━━━━━ AVAILABLE DATA ━━━━━

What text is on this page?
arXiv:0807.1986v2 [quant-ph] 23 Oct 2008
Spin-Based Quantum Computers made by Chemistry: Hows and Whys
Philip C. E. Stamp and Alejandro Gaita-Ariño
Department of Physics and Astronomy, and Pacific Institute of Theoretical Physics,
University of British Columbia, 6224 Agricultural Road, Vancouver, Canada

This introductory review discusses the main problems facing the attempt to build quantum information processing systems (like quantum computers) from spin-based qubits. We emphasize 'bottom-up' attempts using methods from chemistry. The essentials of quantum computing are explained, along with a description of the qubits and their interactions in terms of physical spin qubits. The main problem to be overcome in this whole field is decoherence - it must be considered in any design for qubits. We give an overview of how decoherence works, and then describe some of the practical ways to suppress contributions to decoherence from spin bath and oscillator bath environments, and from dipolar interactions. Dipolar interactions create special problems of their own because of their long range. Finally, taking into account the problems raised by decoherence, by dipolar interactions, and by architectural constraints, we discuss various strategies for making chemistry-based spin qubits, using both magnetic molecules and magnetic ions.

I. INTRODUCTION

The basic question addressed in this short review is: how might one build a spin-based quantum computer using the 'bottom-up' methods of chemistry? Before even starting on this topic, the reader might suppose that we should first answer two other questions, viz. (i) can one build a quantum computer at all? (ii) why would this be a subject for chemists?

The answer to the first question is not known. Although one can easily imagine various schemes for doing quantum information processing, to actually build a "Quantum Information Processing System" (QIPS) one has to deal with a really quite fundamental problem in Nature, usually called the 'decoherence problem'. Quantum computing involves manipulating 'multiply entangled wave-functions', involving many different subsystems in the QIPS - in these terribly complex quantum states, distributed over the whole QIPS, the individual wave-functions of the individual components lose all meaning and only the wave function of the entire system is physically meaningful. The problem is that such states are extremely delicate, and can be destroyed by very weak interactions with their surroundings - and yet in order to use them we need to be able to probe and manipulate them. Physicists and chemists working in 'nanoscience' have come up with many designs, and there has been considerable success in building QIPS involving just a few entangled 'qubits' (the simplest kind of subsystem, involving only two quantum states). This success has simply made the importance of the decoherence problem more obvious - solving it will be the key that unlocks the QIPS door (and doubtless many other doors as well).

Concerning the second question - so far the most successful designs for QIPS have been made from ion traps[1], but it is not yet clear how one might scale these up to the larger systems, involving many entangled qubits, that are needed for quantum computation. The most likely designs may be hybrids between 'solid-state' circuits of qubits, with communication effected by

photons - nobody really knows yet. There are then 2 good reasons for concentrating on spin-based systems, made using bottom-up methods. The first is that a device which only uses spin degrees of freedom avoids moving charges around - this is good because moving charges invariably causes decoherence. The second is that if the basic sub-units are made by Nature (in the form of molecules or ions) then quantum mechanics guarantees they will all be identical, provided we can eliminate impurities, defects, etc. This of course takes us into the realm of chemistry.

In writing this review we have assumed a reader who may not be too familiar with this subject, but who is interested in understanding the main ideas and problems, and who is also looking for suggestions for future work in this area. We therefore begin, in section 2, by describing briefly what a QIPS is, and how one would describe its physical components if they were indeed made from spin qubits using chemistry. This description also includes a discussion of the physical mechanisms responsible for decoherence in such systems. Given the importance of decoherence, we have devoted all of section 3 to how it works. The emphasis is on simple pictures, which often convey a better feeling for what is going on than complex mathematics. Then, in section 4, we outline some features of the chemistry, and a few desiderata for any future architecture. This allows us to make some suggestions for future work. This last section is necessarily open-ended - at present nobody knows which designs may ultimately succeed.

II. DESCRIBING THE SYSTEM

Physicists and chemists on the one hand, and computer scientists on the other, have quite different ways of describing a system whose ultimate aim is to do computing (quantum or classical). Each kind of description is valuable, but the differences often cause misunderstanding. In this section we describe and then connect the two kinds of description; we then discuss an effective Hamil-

━━━━━

WHAT TO PRODUCE: Exactly as written above, please repeat the entries.

EXERCISE RESPONSE:
What text is on this page?
arXiv:0807.1986v2 [quant-ph] 23 Oct 2008
Spin-Based Quantum Computers made by Chemistry: Hows and Whys
Philip C. E. Stamp and Alejandro Gaita-Ariño
Department of Physics and Astronomy, and Pacific Institute of Theoretical Physics,
University of British Columbia, 6224 Agricultural Road, Vancouver, Canada

This introductory review discusses the main problems facing the attempt to build quantum information processing systems (like quantum computers) from spin-based qubits. We emphasize 'bottom-up' attempts using methods from chemistry. The essentials of quantum computing are explained, along with a description of the qubits and their interactions in terms of physical spin qubits. The main problem to be overcome in this whole field is decoherence - it must be considered in any design for qubits. We give an overview of how decoherence works, and then describe some of the practical ways to suppress contributions to decoherence from spin bath and oscillator bath environments, and from dipolar interactions. Dipolar interactions create special problems of their own because of their long range. Finally, taking into account the problems raised by decoherence, by dipolar interactions, and by architectural constraints, we discuss various strategies for making chemistry-based spin qubits, using both magnetic molecules and magnetic ions.

I. INTRODUCTION

The basic question addressed in this short review is: how might one build a spin-based quantum computer using the 'bottom-up' methods of chemistry? Before even starting on this topic, the reader might suppose that we should first answer two other questions, viz. (i) can one build a quantum computer at all? (ii) why would this be a subject for chemists?

The answer to the first question is not known. Although one can easily imagine various schemes for doing quantum information processing, to actually build a "Quantum Information Processing System" (QIPS) one has to deal with a really quite fundamental problem in Nature, usually called the 'decoherence problem'. Quantum computing involves manipulating 'multiply entangled wave-functions', involving many different subsystems in the QIPS - in these terribly complex quantum states, distributed over the whole QIPS, the individual wave-functions of the individual components lose all meaning and only the wave function of the entire system is physically meaningful. The problem is that such states are extremely delicate, and can be destroyed by very weak interactions with their surroundings - and yet in order to use them we need to be able to probe and manipulate them. Physicists and chemists working in 'nanoscience' have come up with many designs, and there has been considerable success in building QIPS involving just a few entangled 'qubits' (the simplest kind of subsystem, involving only two quantum states). This success has simply made the importance of the decoherence problem more obvious - solving it will be the key that unlocks the QIPS door (and doubtless many other doors as well).

Concerning the second question - so far the most successful designs for QIPS have been made from ion traps[1], but it is not yet clear how one might scale these up to the larger systems, involving many entangled qubits, that are needed for quantum computation. The most likely designs may be hybrids between 'solid-state' circuits of qubits, with communication effected by

photons - nobody really knows yet. There are then 2 good reasons for concentrating on spin-based systems, made using bottom-up methods. The first is that a device which only uses spin degrees of freedom avoids moving charges around - this is good because moving charges invariably causes decoherence. The second is that if the basic sub-units are made by Nature (in the form of molecules or ions) then quantum mechanics guarantees they will all be identical, provided we can eliminate impurities, defects, etc. This of course takes us into the realm of chemistry.

In writing this review we have assumed a reader who may not be too familiar with this subject, but who is interested in understanding the main ideas and problems, and who is also looking for suggestions for future work in this area. We therefore begin, in section 2, by describing briefly what a QIPS is, and how one would describe its physical components if they were indeed made from spin qubits using chemistry. This description also includes a discussion of the physical mechanisms responsible for decoherence in such systems. Given the importance of decoherence, we have devoted all of section 3 to how it works. The emphasis is on simple pictures, which often convey a better feeling for what is going on than complex mathematics. Then, in section 4, we outline some features of the chemistry, and a few desiderata for any future architecture. This allows us to make some suggestions for future work. This last section is necessarily open-ended - at present nobody knows which designs may ultimately succeed.

II. DESCRIBING THE SYSTEM

Physicists and chemists on the one hand, and computer scientists on the other, have quite different ways of describing a system whose ultimate aim is to do computing (quantum or classical). Each kind of description is valuable, but the differences often cause misunderstanding. In this section we describe and then connect the two kinds of description; we then discuss an effective Hamil-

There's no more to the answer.